Stored data:

((

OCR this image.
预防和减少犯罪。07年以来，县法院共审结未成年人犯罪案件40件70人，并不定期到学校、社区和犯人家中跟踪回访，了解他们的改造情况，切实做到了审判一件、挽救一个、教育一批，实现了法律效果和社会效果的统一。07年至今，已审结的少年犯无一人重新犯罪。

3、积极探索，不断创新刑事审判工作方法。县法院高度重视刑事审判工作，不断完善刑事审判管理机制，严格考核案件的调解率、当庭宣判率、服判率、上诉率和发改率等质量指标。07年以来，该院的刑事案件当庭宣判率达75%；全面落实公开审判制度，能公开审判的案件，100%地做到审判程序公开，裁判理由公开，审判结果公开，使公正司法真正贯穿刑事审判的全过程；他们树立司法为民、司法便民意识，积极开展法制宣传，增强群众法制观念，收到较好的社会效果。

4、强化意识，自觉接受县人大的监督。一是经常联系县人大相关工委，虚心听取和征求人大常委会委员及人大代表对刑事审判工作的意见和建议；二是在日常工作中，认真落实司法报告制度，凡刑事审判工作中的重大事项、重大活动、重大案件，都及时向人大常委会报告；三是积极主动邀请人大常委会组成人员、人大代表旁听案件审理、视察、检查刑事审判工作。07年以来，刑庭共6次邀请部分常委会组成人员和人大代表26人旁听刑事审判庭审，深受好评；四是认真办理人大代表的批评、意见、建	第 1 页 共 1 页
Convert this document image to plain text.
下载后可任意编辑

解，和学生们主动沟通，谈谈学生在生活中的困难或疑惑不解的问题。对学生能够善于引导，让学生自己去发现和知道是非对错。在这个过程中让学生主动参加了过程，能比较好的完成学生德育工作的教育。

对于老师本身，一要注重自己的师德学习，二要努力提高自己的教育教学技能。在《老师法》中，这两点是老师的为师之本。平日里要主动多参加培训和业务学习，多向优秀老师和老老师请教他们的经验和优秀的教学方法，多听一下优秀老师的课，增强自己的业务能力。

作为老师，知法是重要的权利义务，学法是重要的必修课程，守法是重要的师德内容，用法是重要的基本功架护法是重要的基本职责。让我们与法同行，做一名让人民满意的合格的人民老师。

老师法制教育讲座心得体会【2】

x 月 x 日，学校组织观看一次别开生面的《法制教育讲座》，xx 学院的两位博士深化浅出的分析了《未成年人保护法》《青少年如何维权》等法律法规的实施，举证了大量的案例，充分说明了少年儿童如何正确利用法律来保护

))

Make an exact copy of the data above.

OCR this image.
预防和减少犯罪。07年以来，县法院共审结未成年人犯罪案件40件70人，并不定期到学校、社区和犯人家中跟踪回访，了解他们的改造情况，切实做到了审判一件、挽救一个、教育一批，实现了法律效果和社会效果的统一。07年至今，已审结的少年犯无一人重新犯罪。

3、积极探索，不断创新刑事审判工作方法。县法院高度重视刑事审判工作，不断完善刑事审判管理机制，严格考核案件的调解率、当庭宣判率、服判率、上诉率和发改率等质量指标。07年以来，该院的刑事案件当庭宣判率达75%；全面落实公开审判制度，能公开审判的案件，100%地做到审判程序公开，裁判理由公开，审判结果公开，使公正司法真正贯穿刑事审判的全过程；他们树立司法为民、司法便民意识，积极开展法制宣传，增强群众法制观念，收到较好的社会效果。

4、强化意识，自觉接受县人大的监督。一是经常联系县人大相关工委，虚心听取和征求人大常委会委员及人大代表对刑事审判工作的意见和建议；二是在日常工作中，认真落实司法报告制度，凡刑事审判工作中的重大事项、重大活动、重大案件，都及时向人大常委会报告；三是积极主动邀请人大常委会组成人员、人大代表旁听案件审理、视察、检查刑事审判工作。07年以来，刑庭共6次邀请部分常委会组成人员和人大代表26人旁听刑事审判庭审，深受好评；四是认真办理人大代表的批评、意见、建	第 1 页 共 1 页
Convert this document image to plain text.
下载后可任意编辑

解，和学生们主动沟通，谈谈学生在生活中的困难或疑惑不解的问题。对学生能够善于引导，让学生自己去发现和知道是非对错。在这个过程中让学生主动参加了过程，能比较好的完成学生德育工作的教育。

对于老师本身，一要注重自己的师德学习，二要努力提高自己的教育教学技能。在《老师法》中，这两点是老师的为师之本。平日里要主动多参加培训和业务学习，多向优秀老师和老老师请教他们的经验和优秀的教学方法，多听一下优秀老师的课，增强自己的业务能力。

作为老师，知法是重要的权利义务，学法是重要的必修课程，守法是重要的师德内容，用法是重要的基本功架护法是重要的基本职责。让我们与法同行，做一名让人民满意的合格的人民老师。

老师法制教育讲座心得体会【2】

x 月 x 日，学校组织观看一次别开生面的《法制教育讲座》，xx 学院的两位博士深化浅出的分析了《未成年人保护法》《青少年如何维权》等法律法规的实施，举证了大量的案例，充分说明了少年儿童如何正确利用法律来保护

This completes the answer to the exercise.